* [WORK TO BE COMPLETED]
Transcribe every line of the listing below without any deviation.

Records that describe figures:
* Begin *

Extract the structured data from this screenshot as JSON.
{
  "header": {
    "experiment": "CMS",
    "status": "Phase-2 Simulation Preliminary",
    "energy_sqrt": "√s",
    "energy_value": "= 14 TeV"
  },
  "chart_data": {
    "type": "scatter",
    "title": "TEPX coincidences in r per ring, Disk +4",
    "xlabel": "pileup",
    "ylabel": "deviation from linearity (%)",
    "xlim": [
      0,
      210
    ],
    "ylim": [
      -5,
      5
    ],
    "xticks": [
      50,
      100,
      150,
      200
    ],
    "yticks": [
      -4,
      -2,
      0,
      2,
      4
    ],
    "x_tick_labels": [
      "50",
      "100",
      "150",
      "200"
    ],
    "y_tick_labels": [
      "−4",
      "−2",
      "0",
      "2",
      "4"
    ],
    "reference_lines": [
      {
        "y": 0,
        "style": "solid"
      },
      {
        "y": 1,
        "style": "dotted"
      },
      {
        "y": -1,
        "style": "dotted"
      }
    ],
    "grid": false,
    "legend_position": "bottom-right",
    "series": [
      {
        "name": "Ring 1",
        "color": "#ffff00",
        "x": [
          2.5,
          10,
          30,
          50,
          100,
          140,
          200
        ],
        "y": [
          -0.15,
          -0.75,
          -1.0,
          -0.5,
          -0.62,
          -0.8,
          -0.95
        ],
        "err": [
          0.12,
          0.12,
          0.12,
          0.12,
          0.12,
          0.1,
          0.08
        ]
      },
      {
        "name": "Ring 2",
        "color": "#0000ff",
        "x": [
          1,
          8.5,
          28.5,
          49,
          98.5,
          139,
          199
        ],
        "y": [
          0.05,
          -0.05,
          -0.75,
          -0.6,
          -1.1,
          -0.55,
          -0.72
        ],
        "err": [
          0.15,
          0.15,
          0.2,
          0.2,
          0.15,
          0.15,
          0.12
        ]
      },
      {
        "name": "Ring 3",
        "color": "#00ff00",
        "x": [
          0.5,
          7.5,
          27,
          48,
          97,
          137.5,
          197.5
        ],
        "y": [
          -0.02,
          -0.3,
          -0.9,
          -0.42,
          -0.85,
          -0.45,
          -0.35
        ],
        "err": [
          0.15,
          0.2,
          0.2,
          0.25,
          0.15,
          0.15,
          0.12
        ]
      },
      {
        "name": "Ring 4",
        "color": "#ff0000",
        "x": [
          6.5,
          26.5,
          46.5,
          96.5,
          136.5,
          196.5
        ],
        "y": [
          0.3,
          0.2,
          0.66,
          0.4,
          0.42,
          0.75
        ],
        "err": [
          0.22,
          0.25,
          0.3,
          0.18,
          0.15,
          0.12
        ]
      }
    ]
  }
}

* End *

* [SOLUTION TO THIS PROBLEM]
Extract the structured data from this screenshot as JSON.
{
  "header": {
    "experiment": "CMS",
    "status": "Phase-2 Simulation Preliminary",
    "energy_sqrt": "√s",
    "energy_value": "= 14 TeV"
  },
  "chart_data": {
    "type": "scatter",
    "title": "TEPX coincidences in r per ring, Disk +4",
    "xlabel": "pileup",
    "ylabel": "deviation from linearity (%)",
    "xlim": [
      0,
      210
    ],
    "ylim": [
      -5,
      5
    ],
    "xticks": [
      50,
      100,
      150,
      200
    ],
    "yticks": [
      -4,
      -2,
      0,
      2,
      4
    ],
    "x_tick_labels": [
      "50",
      "100",
      "150",
      "200"
    ],
    "y_tick_labels": [
      "−4",
      "−2",
      "0",
      "2",
      "4"
    ],
    "reference_lines": [
      {
        "y": 0,
        "style": "solid"
      },
      {
        "y": 1,
        "style": "dotted"
      },
      {
        "y": -1,
        "style": "dotted"
      }
    ],
    "grid": false,
    "legend_position": "bottom-right",
    "series": [
      {
        "name": "Ring 1",
        "color": "#ffff00",
        "x": [
          2.5,
          10,
          30,
          50,
          100,
          140,
          200
        ],
        "y": [
          -0.15,
          -0.75,
          -1.0,
          -0.5,
          -0.62,
          -0.8,
          -0.95
        ],
        "err": [
          0.12,
          0.12,
          0.12,
          0.12,
          0.12,
          0.1,
          0.08
        ]
      },
      {
        "name": "Ring 2",
        "color": "#0000ff",
        "x": [
          1,
          8.5,
          28.5,
          49,
          98.5,
          139,
          199
        ],
        "y": [
          0.05,
          -0.05,
          -0.75,
          -0.6,
          -1.1,
          -0.55,
          -0.72
        ],
        "err": [
          0.15,
          0.15,
          0.2,
          0.2,
          0.15,
          0.15,
          0.12
        ]
      },
      {
        "name": "Ring 3",
        "color": "#00ff00",
        "x": [
          0.5,
          7.5,
          27,
          48,
          97,
          137.5,
          197.5
        ],
        "y": [
          -0.02,
          -0.3,
          -0.9,
          -0.42,
          -0.85,
          -0.45,
          -0.35
        ],
        "err": [
          0.15,
          0.2,
          0.2,
          0.25,
          0.15,
          0.15,
          0.12
        ]
      },
      {
        "name": "Ring 4",
        "color": "#ff0000",
        "x": [
          6.5,
          26.5,
          46.5,
          96.5,
          136.5,
          196.5
        ],
        "y": [
          0.3,
          0.2,
          0.66,
          0.4,
          0.42,
          0.75
        ],
        "err": [
          0.22,
          0.25,
          0.3,
          0.18,
          0.15,
          0.12
        ]
      }
    ]
  }
}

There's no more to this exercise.